Stored items:
--- Start ---

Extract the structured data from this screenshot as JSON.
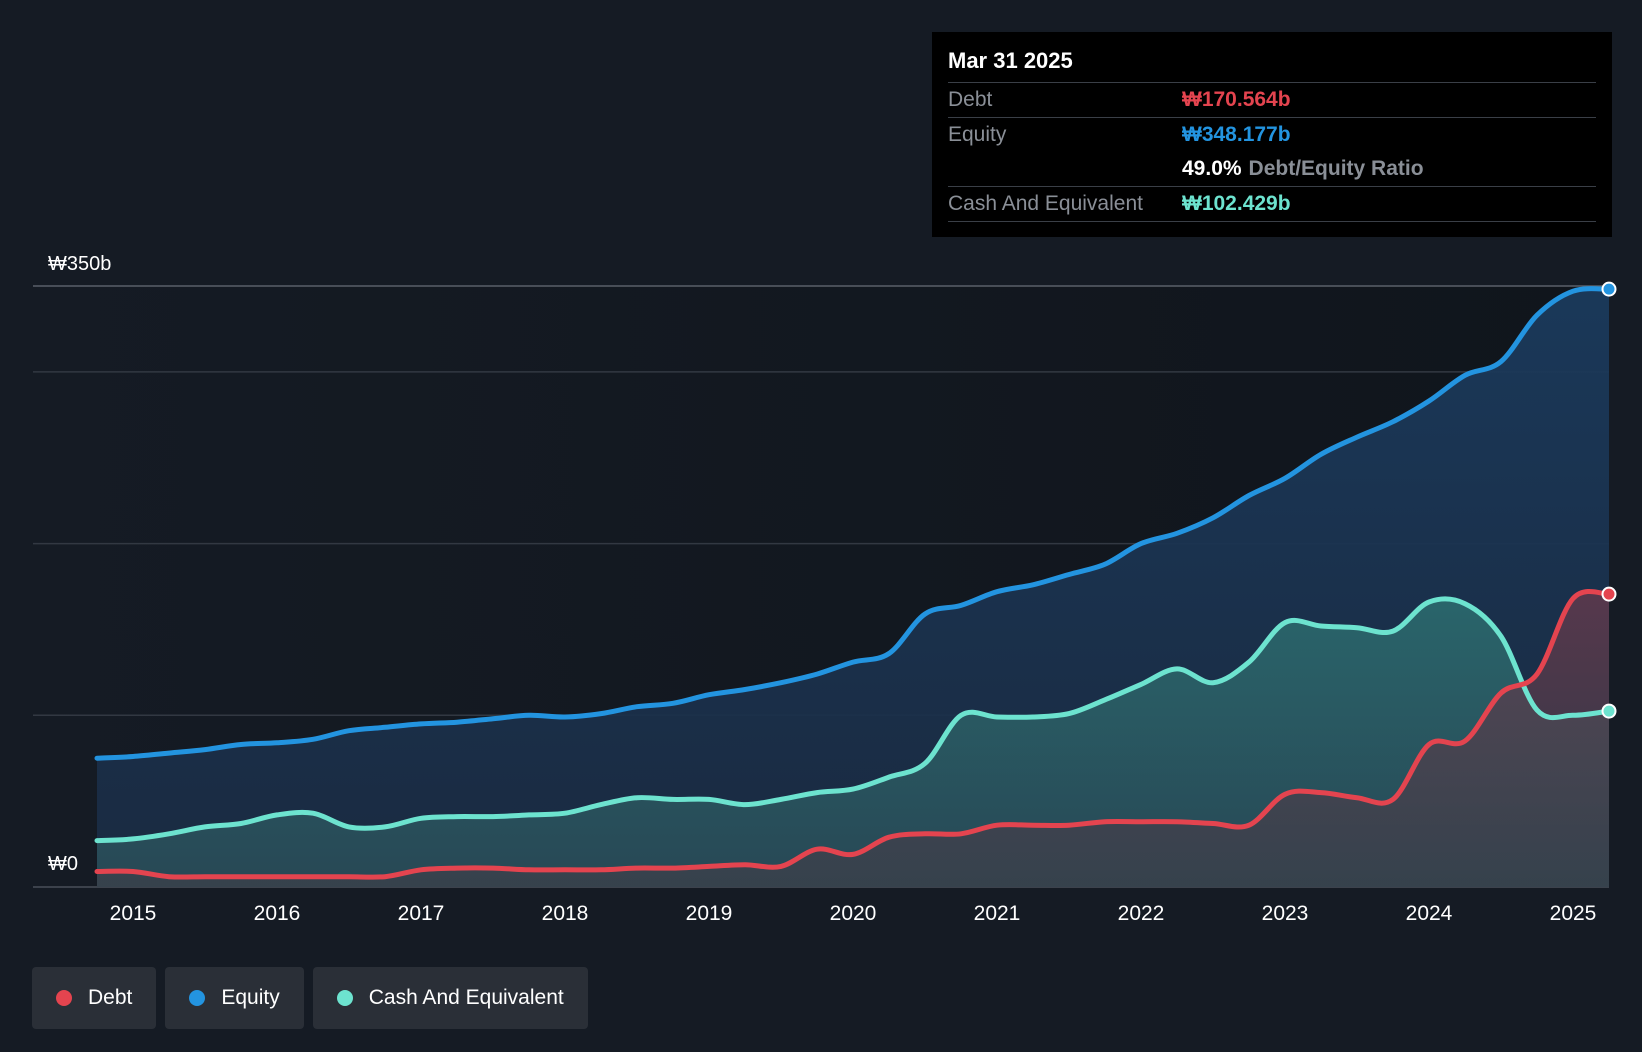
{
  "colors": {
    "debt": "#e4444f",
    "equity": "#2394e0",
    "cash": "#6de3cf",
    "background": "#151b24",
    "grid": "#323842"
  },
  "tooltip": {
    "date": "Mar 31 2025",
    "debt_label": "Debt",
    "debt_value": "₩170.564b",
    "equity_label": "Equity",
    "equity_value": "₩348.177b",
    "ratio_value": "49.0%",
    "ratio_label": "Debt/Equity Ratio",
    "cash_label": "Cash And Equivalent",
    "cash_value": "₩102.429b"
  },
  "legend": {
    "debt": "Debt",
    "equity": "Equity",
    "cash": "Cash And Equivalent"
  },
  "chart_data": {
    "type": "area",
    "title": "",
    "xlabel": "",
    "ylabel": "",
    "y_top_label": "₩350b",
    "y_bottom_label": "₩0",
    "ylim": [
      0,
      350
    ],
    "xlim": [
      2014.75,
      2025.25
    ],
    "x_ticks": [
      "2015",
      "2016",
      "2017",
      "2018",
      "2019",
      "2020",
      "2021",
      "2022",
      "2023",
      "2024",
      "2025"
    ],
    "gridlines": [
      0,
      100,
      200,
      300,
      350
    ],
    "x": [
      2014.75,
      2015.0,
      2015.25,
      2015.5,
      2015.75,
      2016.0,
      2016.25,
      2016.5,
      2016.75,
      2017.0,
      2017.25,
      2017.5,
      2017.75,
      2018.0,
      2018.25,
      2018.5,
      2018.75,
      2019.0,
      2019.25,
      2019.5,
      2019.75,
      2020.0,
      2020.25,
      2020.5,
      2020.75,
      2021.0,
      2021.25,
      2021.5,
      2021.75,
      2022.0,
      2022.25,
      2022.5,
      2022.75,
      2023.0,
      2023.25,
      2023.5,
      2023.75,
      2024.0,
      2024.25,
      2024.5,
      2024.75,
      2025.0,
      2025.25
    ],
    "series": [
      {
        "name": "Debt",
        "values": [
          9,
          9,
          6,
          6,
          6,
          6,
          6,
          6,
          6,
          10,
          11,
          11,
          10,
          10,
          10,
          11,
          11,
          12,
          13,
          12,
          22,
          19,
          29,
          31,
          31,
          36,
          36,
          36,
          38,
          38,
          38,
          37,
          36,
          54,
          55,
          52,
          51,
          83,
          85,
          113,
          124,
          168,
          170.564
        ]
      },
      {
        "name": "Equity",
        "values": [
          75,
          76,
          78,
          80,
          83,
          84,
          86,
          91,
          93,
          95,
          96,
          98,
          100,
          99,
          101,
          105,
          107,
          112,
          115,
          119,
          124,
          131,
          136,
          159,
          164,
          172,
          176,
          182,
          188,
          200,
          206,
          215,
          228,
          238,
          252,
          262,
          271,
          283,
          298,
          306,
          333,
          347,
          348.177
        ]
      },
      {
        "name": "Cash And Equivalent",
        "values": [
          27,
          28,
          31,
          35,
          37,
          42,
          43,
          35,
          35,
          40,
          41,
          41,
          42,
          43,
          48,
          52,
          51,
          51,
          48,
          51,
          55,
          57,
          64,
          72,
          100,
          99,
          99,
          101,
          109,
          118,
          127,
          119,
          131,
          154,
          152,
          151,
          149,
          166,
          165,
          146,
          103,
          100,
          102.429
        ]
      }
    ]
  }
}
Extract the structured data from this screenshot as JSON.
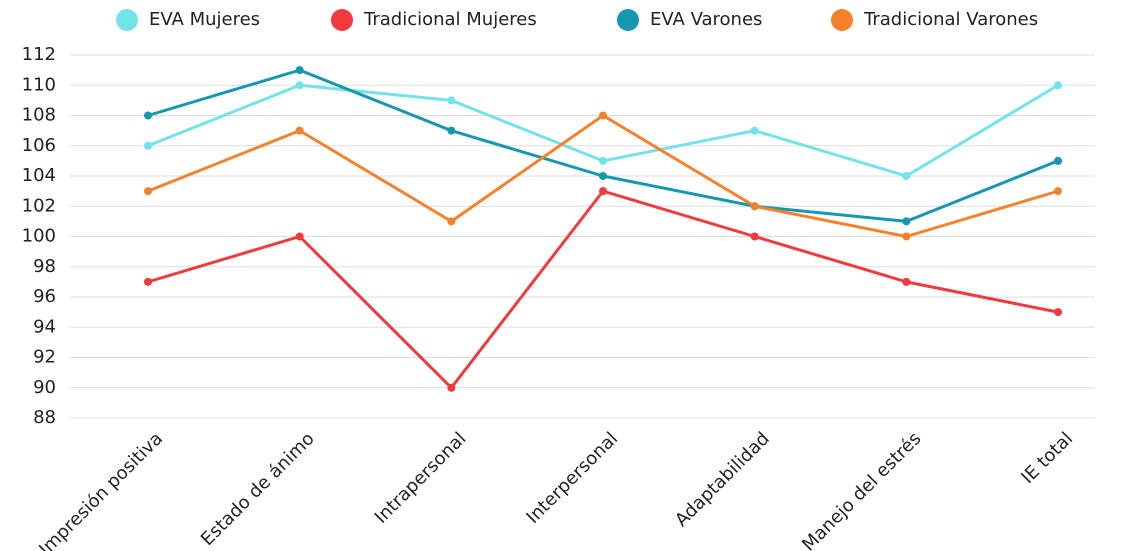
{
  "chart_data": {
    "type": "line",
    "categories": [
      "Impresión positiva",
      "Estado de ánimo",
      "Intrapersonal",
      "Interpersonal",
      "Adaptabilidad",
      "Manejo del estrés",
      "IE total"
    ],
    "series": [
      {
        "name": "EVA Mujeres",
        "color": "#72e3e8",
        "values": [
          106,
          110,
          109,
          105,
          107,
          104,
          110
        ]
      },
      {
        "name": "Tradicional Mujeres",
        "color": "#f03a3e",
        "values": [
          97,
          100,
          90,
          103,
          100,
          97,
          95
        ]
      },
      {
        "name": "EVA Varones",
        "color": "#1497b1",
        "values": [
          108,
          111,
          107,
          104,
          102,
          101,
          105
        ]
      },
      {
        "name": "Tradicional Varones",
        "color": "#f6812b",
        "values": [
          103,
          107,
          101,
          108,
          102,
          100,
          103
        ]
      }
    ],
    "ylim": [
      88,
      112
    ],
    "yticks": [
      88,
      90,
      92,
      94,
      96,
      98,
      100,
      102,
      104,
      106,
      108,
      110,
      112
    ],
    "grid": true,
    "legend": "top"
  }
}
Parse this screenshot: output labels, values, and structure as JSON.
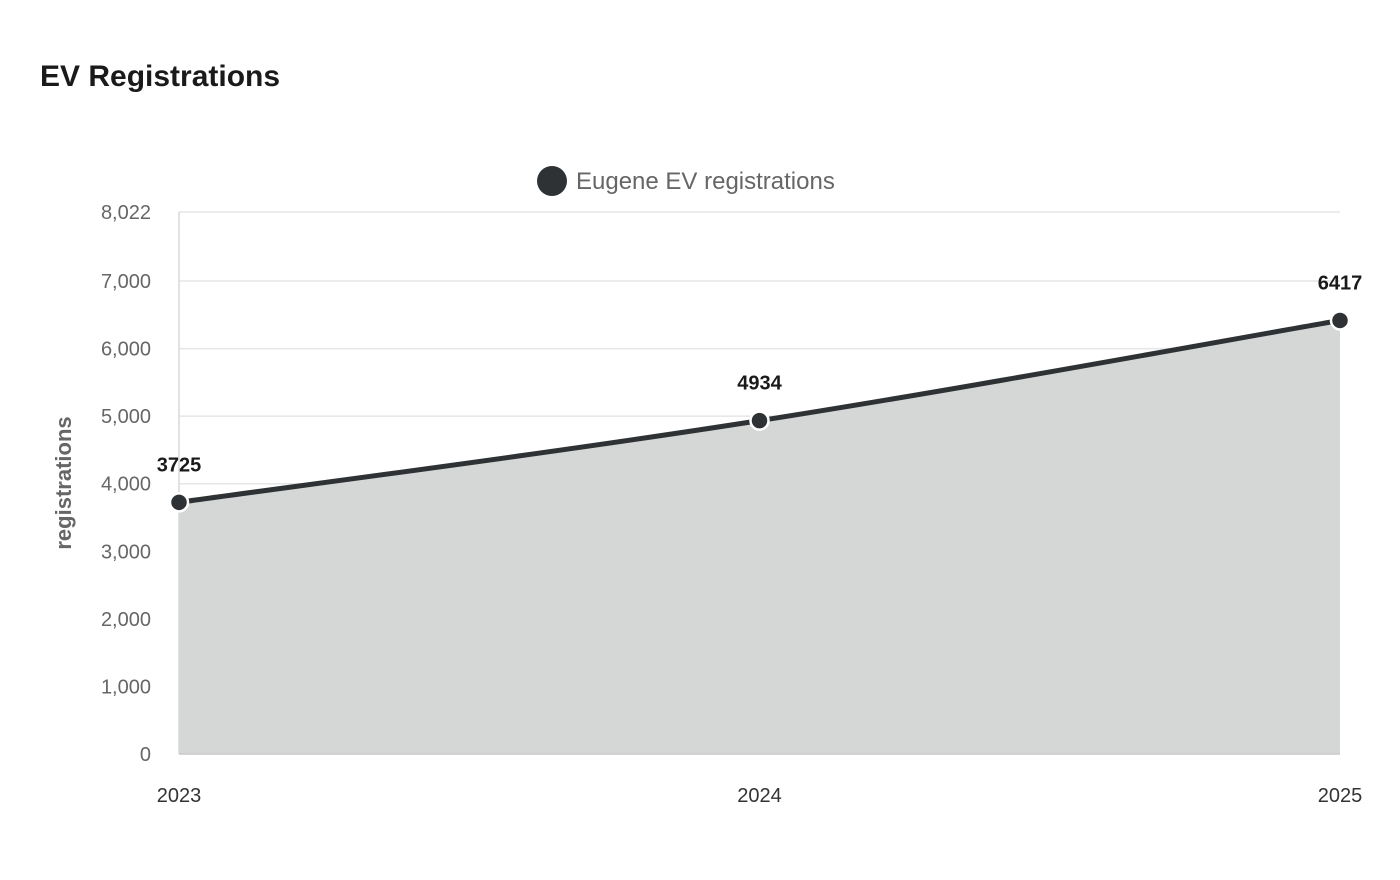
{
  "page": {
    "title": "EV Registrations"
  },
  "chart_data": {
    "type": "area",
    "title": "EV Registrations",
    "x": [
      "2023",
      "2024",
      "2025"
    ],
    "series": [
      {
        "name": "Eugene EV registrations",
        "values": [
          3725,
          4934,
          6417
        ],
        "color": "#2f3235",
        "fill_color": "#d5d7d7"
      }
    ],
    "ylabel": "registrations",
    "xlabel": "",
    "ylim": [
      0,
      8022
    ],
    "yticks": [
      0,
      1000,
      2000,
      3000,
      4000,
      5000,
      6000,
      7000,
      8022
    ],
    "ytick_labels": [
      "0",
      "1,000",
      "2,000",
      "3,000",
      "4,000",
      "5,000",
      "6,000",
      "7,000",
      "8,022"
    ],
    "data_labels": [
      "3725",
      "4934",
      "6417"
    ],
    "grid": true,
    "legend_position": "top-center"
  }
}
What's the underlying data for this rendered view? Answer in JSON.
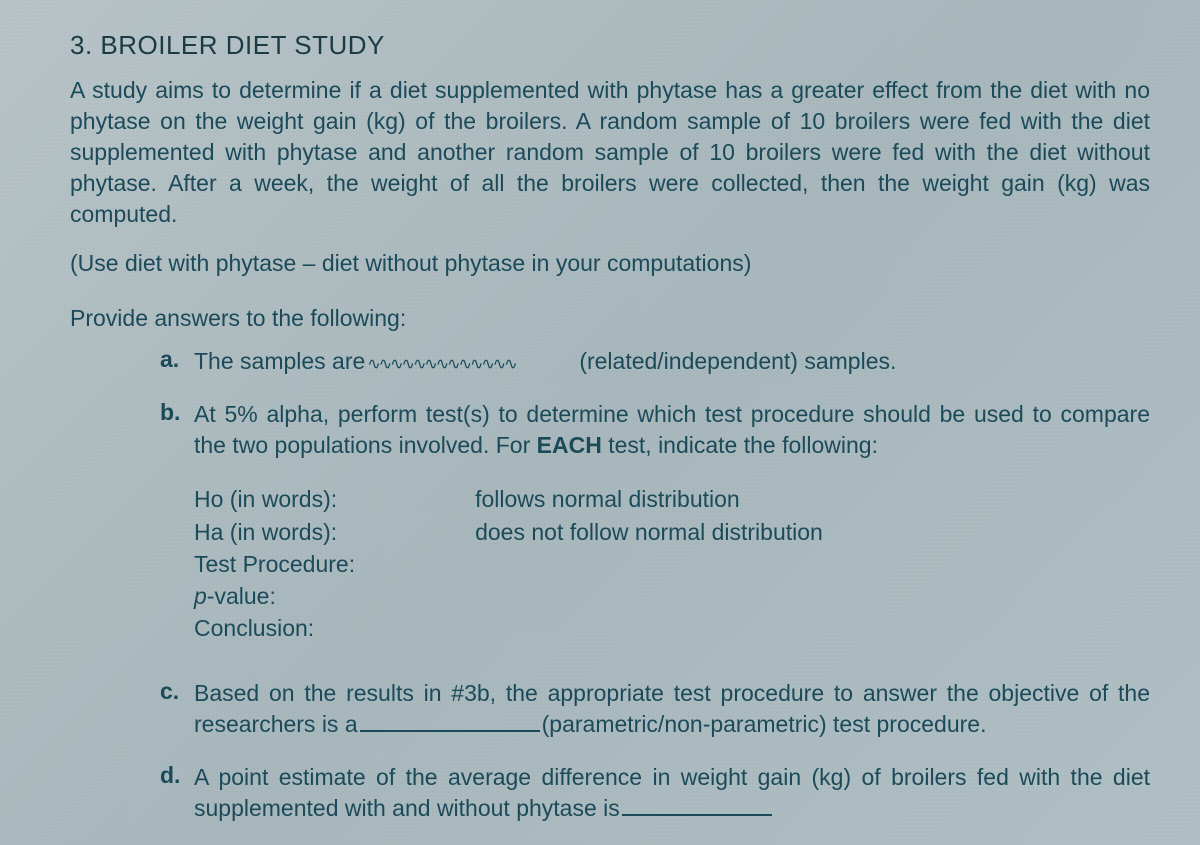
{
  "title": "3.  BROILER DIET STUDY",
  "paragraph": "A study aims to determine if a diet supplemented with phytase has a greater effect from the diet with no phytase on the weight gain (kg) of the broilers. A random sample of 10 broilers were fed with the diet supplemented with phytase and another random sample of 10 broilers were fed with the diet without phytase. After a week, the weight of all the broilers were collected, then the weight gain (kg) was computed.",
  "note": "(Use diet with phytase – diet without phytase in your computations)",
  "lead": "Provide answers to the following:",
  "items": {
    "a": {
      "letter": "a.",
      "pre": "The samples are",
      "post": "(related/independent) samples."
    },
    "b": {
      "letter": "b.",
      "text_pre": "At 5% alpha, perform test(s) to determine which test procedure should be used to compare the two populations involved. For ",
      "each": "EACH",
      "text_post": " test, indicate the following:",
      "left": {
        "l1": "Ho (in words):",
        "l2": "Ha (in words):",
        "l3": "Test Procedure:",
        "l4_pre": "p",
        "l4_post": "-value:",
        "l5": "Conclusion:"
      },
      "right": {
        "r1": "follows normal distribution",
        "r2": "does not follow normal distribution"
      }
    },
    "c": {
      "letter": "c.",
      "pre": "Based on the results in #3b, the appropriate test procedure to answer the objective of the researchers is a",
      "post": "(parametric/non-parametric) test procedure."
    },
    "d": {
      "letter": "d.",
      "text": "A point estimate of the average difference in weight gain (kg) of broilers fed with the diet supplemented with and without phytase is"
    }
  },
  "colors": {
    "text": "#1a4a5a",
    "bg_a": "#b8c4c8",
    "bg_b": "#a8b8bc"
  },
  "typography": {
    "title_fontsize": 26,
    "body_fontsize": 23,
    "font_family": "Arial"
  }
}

--- End ---

EXERCISE TASK
Copy out all the entries exactly. Images stay out of the copy.

OUTPUT
Extract the structured data from this screenshot as JSON.
{
  "colors": {
    "debt": "#e4444f",
    "equity": "#2394e0",
    "cash": "#6de3cf",
    "background": "#151b24",
    "grid": "#323842"
  },
  "tooltip": {
    "date": "Mar 31 2025",
    "debt_label": "Debt",
    "debt_value": "₩170.564b",
    "equity_label": "Equity",
    "equity_value": "₩348.177b",
    "ratio_value": "49.0%",
    "ratio_label": "Debt/Equity Ratio",
    "cash_label": "Cash And Equivalent",
    "cash_value": "₩102.429b"
  },
  "legend": {
    "debt": "Debt",
    "equity": "Equity",
    "cash": "Cash And Equivalent"
  },
  "chart_data": {
    "type": "area",
    "title": "",
    "xlabel": "",
    "ylabel": "",
    "y_top_label": "₩350b",
    "y_bottom_label": "₩0",
    "ylim": [
      0,
      350
    ],
    "xlim": [
      2014.75,
      2025.25
    ],
    "x_ticks": [
      "2015",
      "2016",
      "2017",
      "2018",
      "2019",
      "2020",
      "2021",
      "2022",
      "2023",
      "2024",
      "2025"
    ],
    "gridlines": [
      0,
      100,
      200,
      300,
      350
    ],
    "x": [
      2014.75,
      2015.0,
      2015.25,
      2015.5,
      2015.75,
      2016.0,
      2016.25,
      2016.5,
      2016.75,
      2017.0,
      2017.25,
      2017.5,
      2017.75,
      2018.0,
      2018.25,
      2018.5,
      2018.75,
      2019.0,
      2019.25,
      2019.5,
      2019.75,
      2020.0,
      2020.25,
      2020.5,
      2020.75,
      2021.0,
      2021.25,
      2021.5,
      2021.75,
      2022.0,
      2022.25,
      2022.5,
      2022.75,
      2023.0,
      2023.25,
      2023.5,
      2023.75,
      2024.0,
      2024.25,
      2024.5,
      2024.75,
      2025.0,
      2025.25
    ],
    "series": [
      {
        "name": "Debt",
        "values": [
          9,
          9,
          6,
          6,
          6,
          6,
          6,
          6,
          6,
          10,
          11,
          11,
          10,
          10,
          10,
          11,
          11,
          12,
          13,
          12,
          22,
          19,
          29,
          31,
          31,
          36,
          36,
          36,
          38,
          38,
          38,
          37,
          36,
          54,
          55,
          52,
          51,
          83,
          85,
          113,
          124,
          168,
          170.564
        ]
      },
      {
        "name": "Equity",
        "values": [
          75,
          76,
          78,
          80,
          83,
          84,
          86,
          91,
          93,
          95,
          96,
          98,
          100,
          99,
          101,
          105,
          107,
          112,
          115,
          119,
          124,
          131,
          136,
          159,
          164,
          172,
          176,
          182,
          188,
          200,
          206,
          215,
          228,
          238,
          252,
          262,
          271,
          283,
          298,
          306,
          333,
          347,
          348.177
        ]
      },
      {
        "name": "Cash And Equivalent",
        "values": [
          27,
          28,
          31,
          35,
          37,
          42,
          43,
          35,
          35,
          40,
          41,
          41,
          42,
          43,
          48,
          52,
          51,
          51,
          48,
          51,
          55,
          57,
          64,
          72,
          100,
          99,
          99,
          101,
          109,
          118,
          127,
          119,
          131,
          154,
          152,
          151,
          149,
          166,
          165,
          146,
          103,
          100,
          102.429
        ]
      }
    ]
  }
}
Extract the structured data from this screenshot as JSON.
{
  "chart_data": {
    "type": "line",
    "categories": [
      "Impresión positiva",
      "Estado de ánimo",
      "Intrapersonal",
      "Interpersonal",
      "Adaptabilidad",
      "Manejo del estrés",
      "IE total"
    ],
    "series": [
      {
        "name": "EVA Mujeres",
        "color": "#72e3e8",
        "values": [
          106,
          110,
          109,
          105,
          107,
          104,
          110
        ]
      },
      {
        "name": "Tradicional Mujeres",
        "color": "#f03a3e",
        "values": [
          97,
          100,
          90,
          103,
          100,
          97,
          95
        ]
      },
      {
        "name": "EVA Varones",
        "color": "#1497b1",
        "values": [
          108,
          111,
          107,
          104,
          102,
          101,
          105
        ]
      },
      {
        "name": "Tradicional Varones",
        "color": "#f6812b",
        "values": [
          103,
          107,
          101,
          108,
          102,
          100,
          103
        ]
      }
    ],
    "ylim": [
      88,
      112
    ],
    "yticks": [
      88,
      90,
      92,
      94,
      96,
      98,
      100,
      102,
      104,
      106,
      108,
      110,
      112
    ],
    "grid": true,
    "legend": "top"
  }
}
Parse this screenshot: output labels, values, and structure as JSON.
{
  "page": {
    "title": "EV Registrations"
  },
  "chart_data": {
    "type": "area",
    "title": "EV Registrations",
    "x": [
      "2023",
      "2024",
      "2025"
    ],
    "series": [
      {
        "name": "Eugene EV registrations",
        "values": [
          3725,
          4934,
          6417
        ],
        "color": "#2f3235",
        "fill_color": "#d5d7d7"
      }
    ],
    "ylabel": "registrations",
    "xlabel": "",
    "ylim": [
      0,
      8022
    ],
    "yticks": [
      0,
      1000,
      2000,
      3000,
      4000,
      5000,
      6000,
      7000,
      8022
    ],
    "ytick_labels": [
      "0",
      "1,000",
      "2,000",
      "3,000",
      "4,000",
      "5,000",
      "6,000",
      "7,000",
      "8,022"
    ],
    "data_labels": [
      "3725",
      "4934",
      "6417"
    ],
    "grid": true,
    "legend_position": "top-center"
  }
}
What's the underlying data for this rendered view? Answer in JSON.
{
  "title": "3.  BROILER DIET STUDY",
  "paragraph": "A study aims to determine if a diet supplemented with phytase has a greater effect from the diet with no phytase on the weight gain (kg) of the broilers. A random sample of 10 broilers were fed with the diet supplemented with phytase and another random sample of 10 broilers were fed with the diet without phytase. After a week, the weight of all the broilers were collected, then the weight gain (kg) was computed.",
  "note": "(Use diet with phytase – diet without phytase in your computations)",
  "lead": "Provide answers to the following:",
  "items": {
    "a": {
      "letter": "a.",
      "pre": "The samples are",
      "post": "(related/independent) samples."
    },
    "b": {
      "letter": "b.",
      "text_pre": "At 5% alpha, perform test(s) to determine which test procedure should be used to compare the two populations involved. For ",
      "each": "EACH",
      "text_post": " test, indicate the following:",
      "left": {
        "l1": "Ho (in words):",
        "l2": "Ha (in words):",
        "l3": "Test Procedure:",
        "l4_pre": "p",
        "l4_post": "-value:",
        "l5": "Conclusion:"
      },
      "right": {
        "r1": "follows normal distribution",
        "r2": "does not follow normal distribution"
      }
    },
    "c": {
      "letter": "c.",
      "pre": "Based on the results in #3b, the appropriate test procedure to answer the objective of the researchers is a",
      "post": "(parametric/non-parametric) test procedure."
    },
    "d": {
      "letter": "d.",
      "text": "A point estimate of the average difference in weight gain (kg) of broilers fed with the diet supplemented with and without phytase is"
    }
  },
  "colors": {
    "text": "#1a4a5a",
    "bg_a": "#b8c4c8",
    "bg_b": "#a8b8bc"
  },
  "typography": {
    "title_fontsize": 26,
    "body_fontsize": 23,
    "font_family": "Arial"
  }
}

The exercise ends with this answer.